— Start of Input for this task —
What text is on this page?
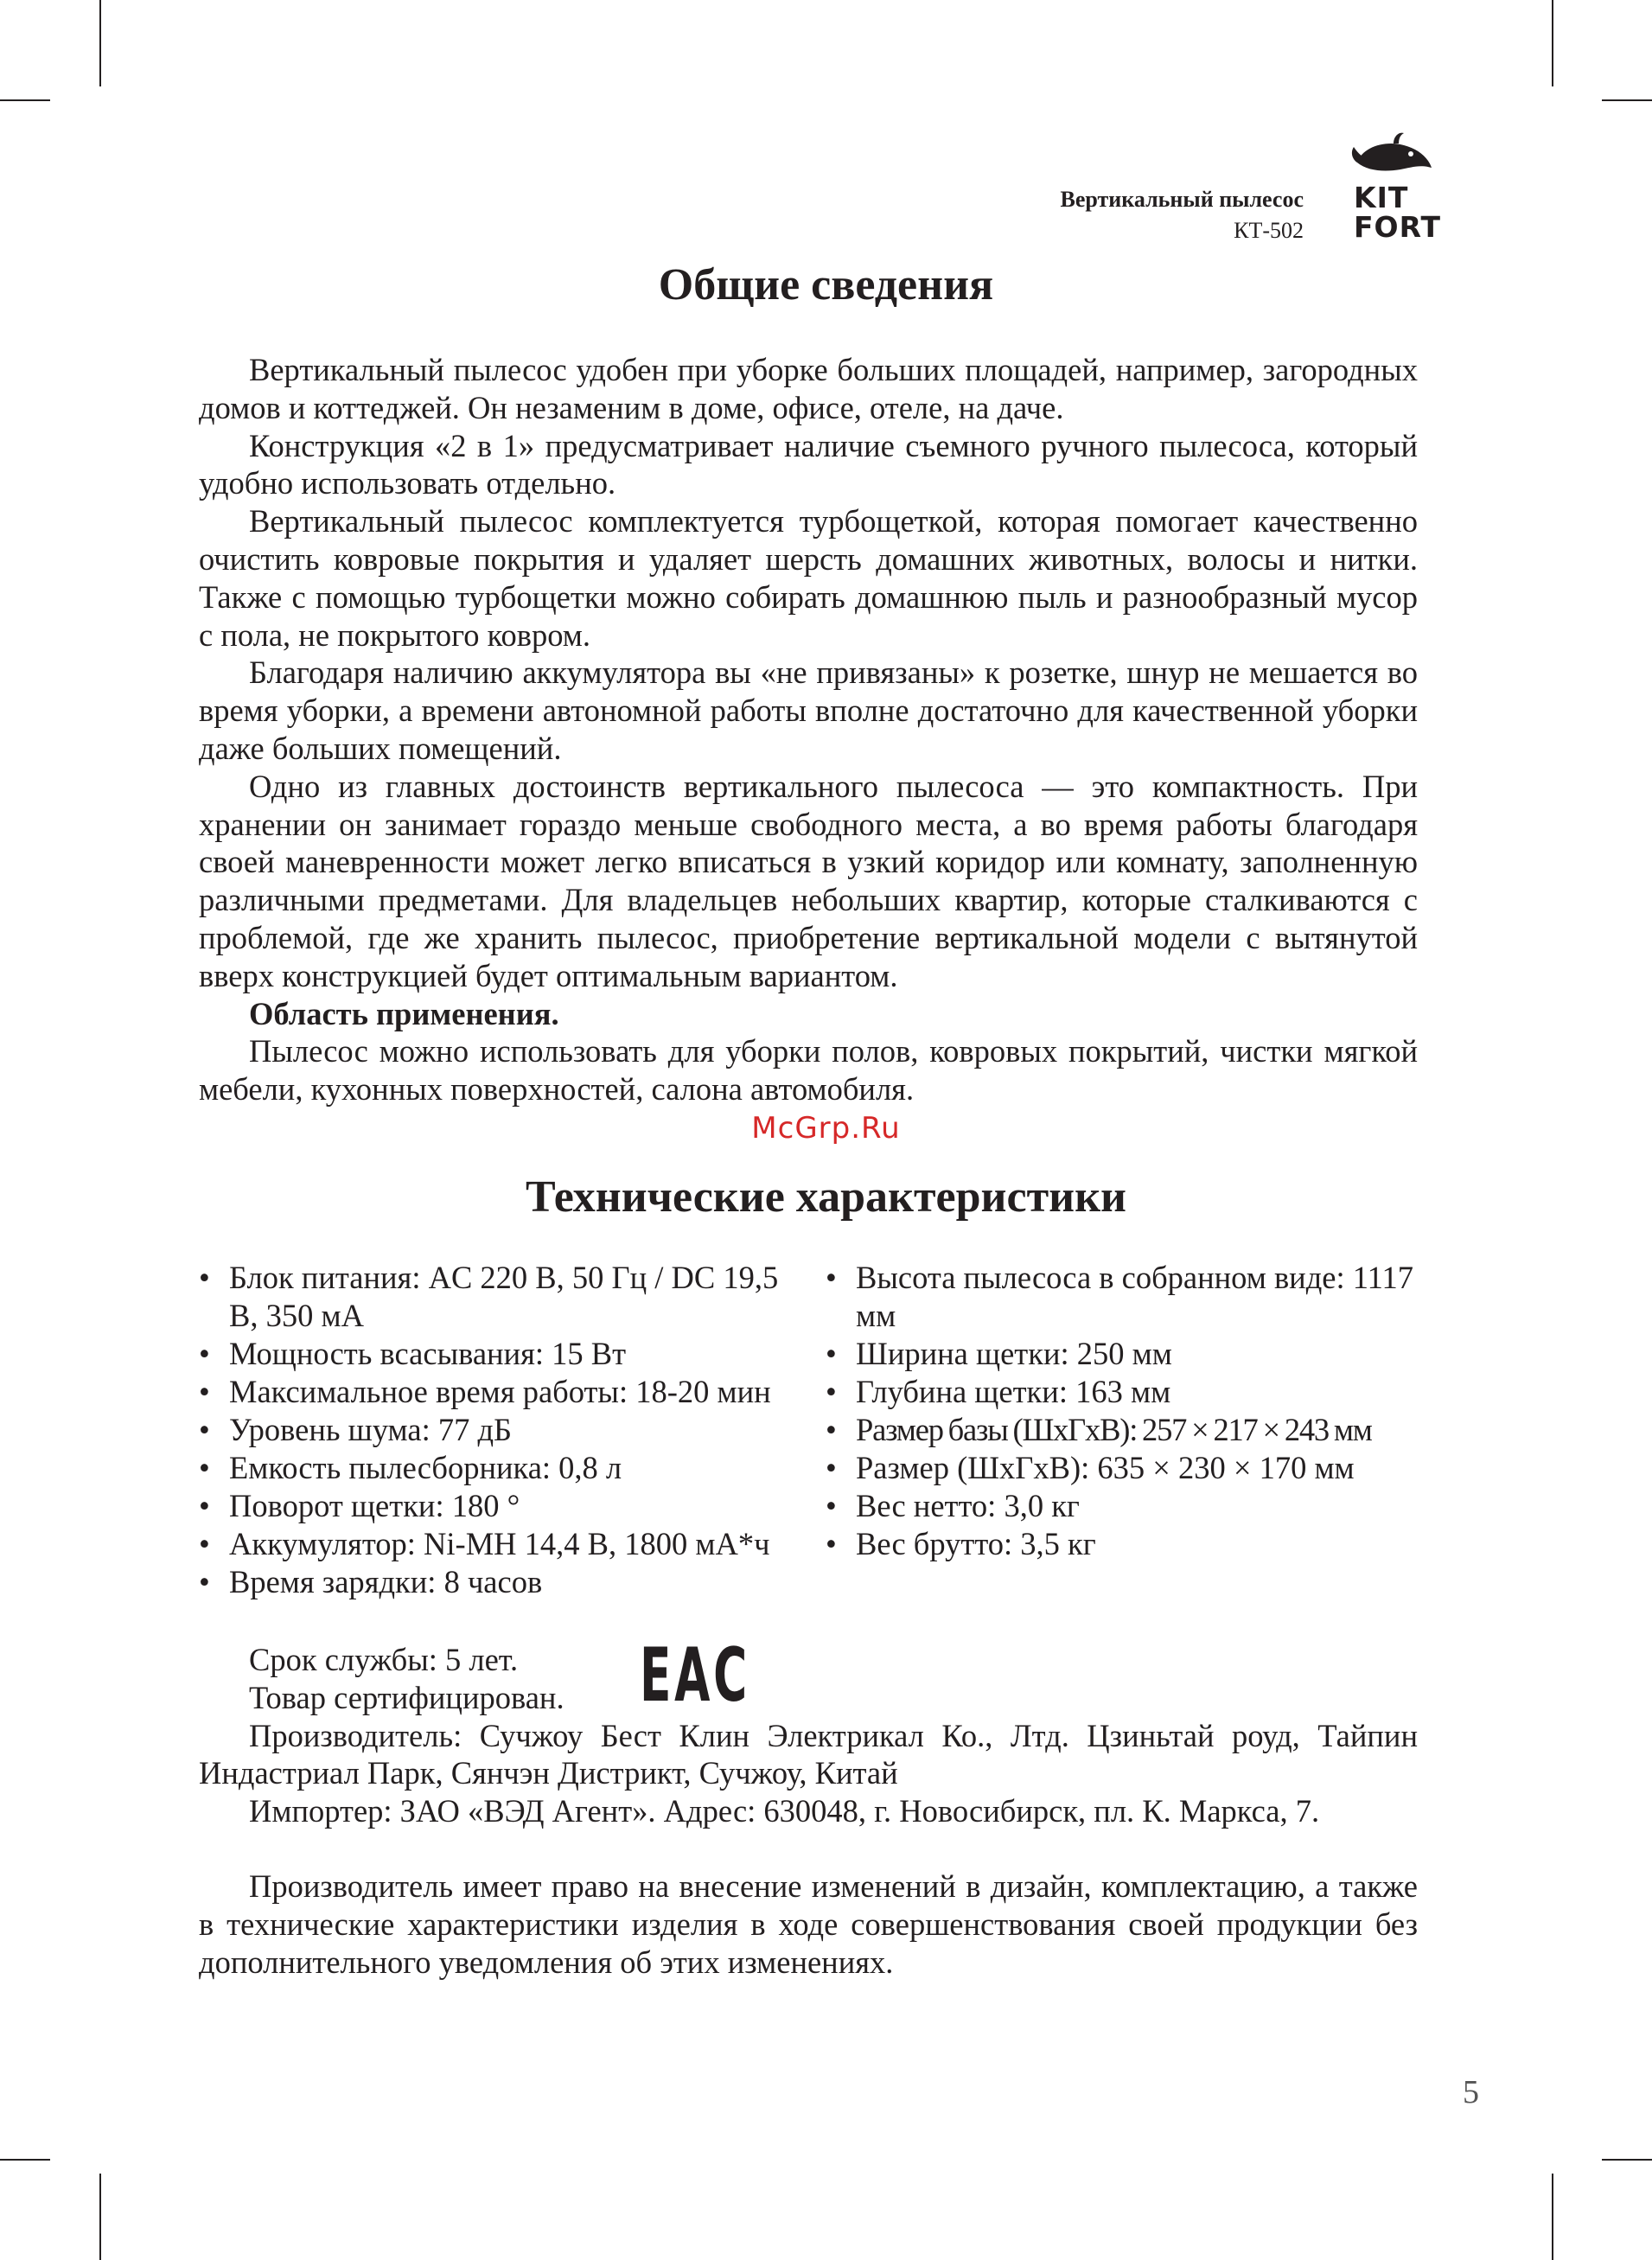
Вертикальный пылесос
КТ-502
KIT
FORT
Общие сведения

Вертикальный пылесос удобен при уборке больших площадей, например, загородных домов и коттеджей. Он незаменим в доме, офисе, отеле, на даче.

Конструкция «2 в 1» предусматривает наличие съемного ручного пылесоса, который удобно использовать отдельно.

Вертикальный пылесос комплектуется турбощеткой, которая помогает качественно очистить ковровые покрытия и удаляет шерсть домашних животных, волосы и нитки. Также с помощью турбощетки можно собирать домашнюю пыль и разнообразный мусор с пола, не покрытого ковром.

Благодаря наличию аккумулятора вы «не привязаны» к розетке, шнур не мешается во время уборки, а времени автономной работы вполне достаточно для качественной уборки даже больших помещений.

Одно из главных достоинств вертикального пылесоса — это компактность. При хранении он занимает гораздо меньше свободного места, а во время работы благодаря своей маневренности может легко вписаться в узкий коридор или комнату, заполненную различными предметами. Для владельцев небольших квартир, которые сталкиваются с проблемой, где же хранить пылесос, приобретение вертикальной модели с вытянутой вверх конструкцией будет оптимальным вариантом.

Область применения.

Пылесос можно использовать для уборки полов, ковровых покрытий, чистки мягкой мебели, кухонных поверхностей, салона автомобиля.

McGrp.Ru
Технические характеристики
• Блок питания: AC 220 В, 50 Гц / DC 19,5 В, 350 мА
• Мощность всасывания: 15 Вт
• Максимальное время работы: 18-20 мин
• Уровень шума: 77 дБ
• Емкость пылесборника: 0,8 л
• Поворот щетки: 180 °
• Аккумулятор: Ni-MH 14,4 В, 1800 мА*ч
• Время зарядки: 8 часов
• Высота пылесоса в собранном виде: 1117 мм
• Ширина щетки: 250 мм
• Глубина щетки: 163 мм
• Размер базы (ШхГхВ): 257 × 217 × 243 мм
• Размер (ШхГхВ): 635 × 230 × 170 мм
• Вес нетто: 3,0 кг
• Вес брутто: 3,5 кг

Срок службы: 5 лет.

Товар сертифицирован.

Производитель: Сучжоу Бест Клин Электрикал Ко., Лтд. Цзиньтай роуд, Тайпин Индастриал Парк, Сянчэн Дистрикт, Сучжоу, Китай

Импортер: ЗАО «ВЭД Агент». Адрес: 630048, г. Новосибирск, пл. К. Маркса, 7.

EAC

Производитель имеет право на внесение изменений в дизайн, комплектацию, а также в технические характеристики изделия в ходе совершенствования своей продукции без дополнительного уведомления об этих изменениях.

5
— End of Input for this task —
— Start of Input for this task —
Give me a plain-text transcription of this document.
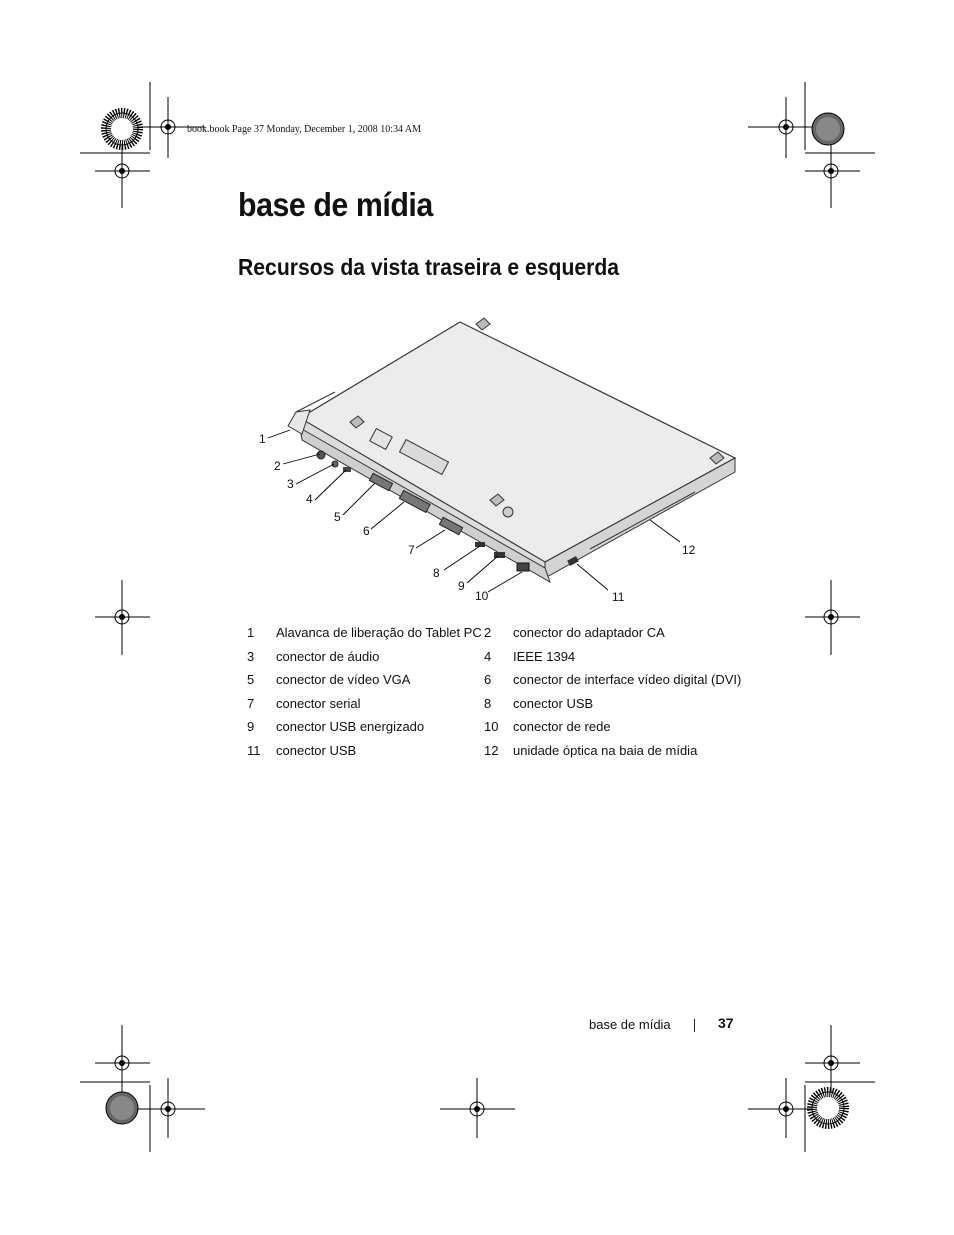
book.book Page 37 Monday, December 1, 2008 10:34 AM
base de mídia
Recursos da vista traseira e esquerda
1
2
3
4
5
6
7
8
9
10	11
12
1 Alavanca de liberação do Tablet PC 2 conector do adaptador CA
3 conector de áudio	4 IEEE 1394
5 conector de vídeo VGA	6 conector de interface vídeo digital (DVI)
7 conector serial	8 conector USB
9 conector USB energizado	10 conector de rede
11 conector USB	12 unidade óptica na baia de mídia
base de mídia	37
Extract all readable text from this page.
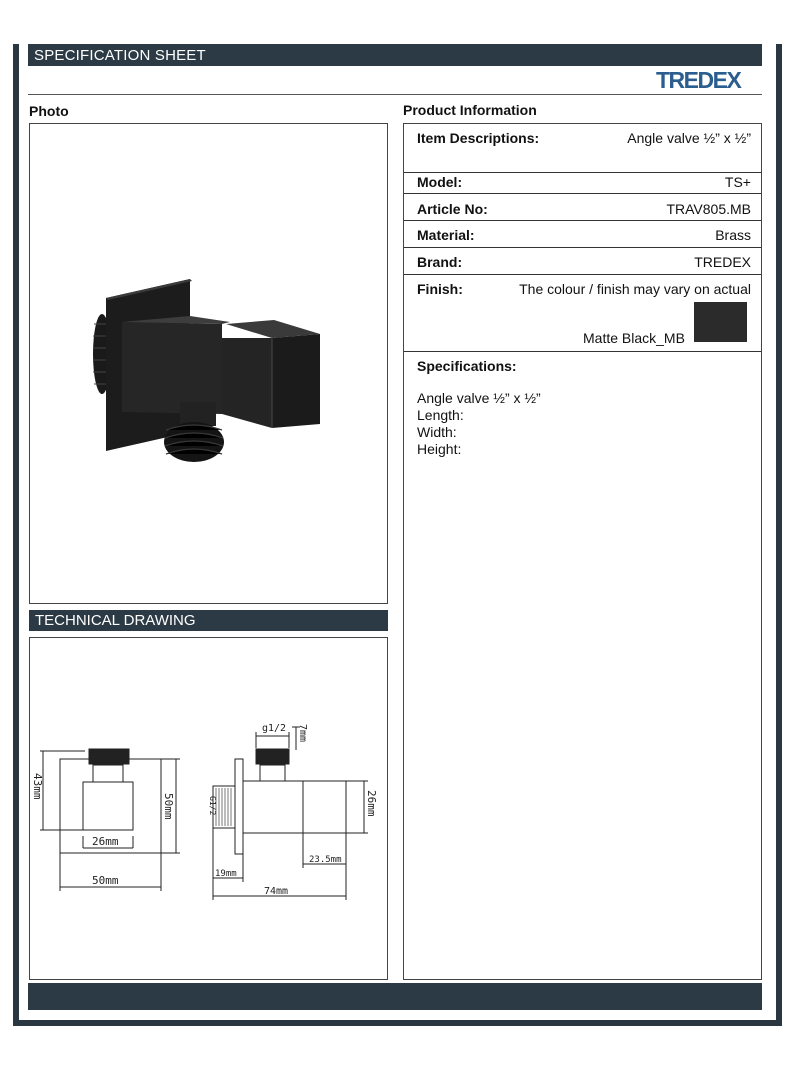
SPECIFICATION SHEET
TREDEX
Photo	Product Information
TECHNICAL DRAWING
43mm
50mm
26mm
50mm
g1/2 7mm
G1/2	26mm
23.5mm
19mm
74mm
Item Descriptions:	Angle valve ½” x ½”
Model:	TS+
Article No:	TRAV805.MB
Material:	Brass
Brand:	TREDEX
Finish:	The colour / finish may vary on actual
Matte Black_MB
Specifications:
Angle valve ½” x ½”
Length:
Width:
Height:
— End of Input for this task —
— Start of Input for this task —
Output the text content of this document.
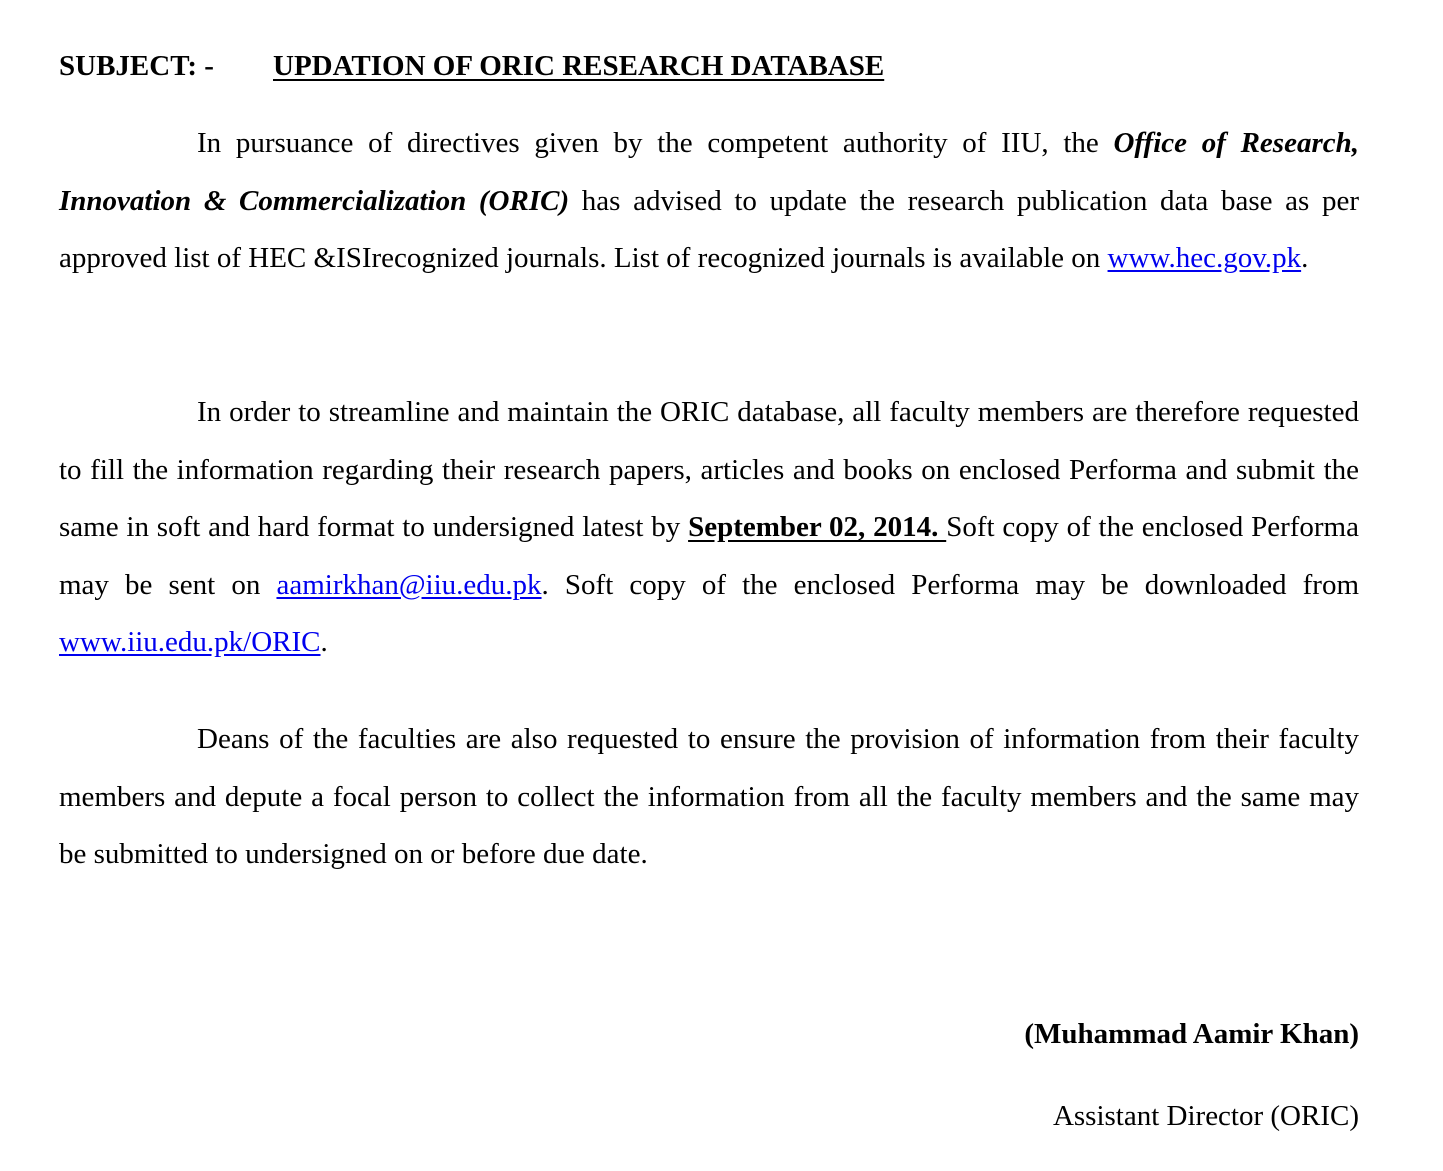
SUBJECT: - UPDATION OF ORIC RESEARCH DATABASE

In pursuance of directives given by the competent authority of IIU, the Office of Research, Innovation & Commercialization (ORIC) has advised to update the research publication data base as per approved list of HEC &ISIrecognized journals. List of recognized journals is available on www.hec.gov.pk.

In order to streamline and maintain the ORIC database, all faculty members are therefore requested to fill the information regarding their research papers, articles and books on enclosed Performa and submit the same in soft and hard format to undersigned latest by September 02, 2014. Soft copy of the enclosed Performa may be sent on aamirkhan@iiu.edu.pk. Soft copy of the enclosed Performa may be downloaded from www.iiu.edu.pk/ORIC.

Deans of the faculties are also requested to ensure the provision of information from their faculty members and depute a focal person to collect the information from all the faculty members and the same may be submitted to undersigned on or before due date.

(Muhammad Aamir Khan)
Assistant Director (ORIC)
— End of Input for this task —
» Instruction
Within the listing above, copy each line that has the string "faculty".

» Exercise answer
In order to streamline and maintain the ORIC database, all faculty members are therefore requested to fill the information regarding their research papers, articles and books on enclosed Performa and submit the same in soft and hard format to undersigned latest by September 02, 2014. Soft copy of the enclosed Performa may be sent on aamirkhan@iiu.edu.pk. Soft copy of the enclosed Performa may be downloaded from www.iiu.edu.pk/ORIC.
Deans of the faculties are also requested to ensure the provision of information from their faculty members and depute a focal person to collect the information from all the faculty members and the same may be submitted to undersigned on or before due date.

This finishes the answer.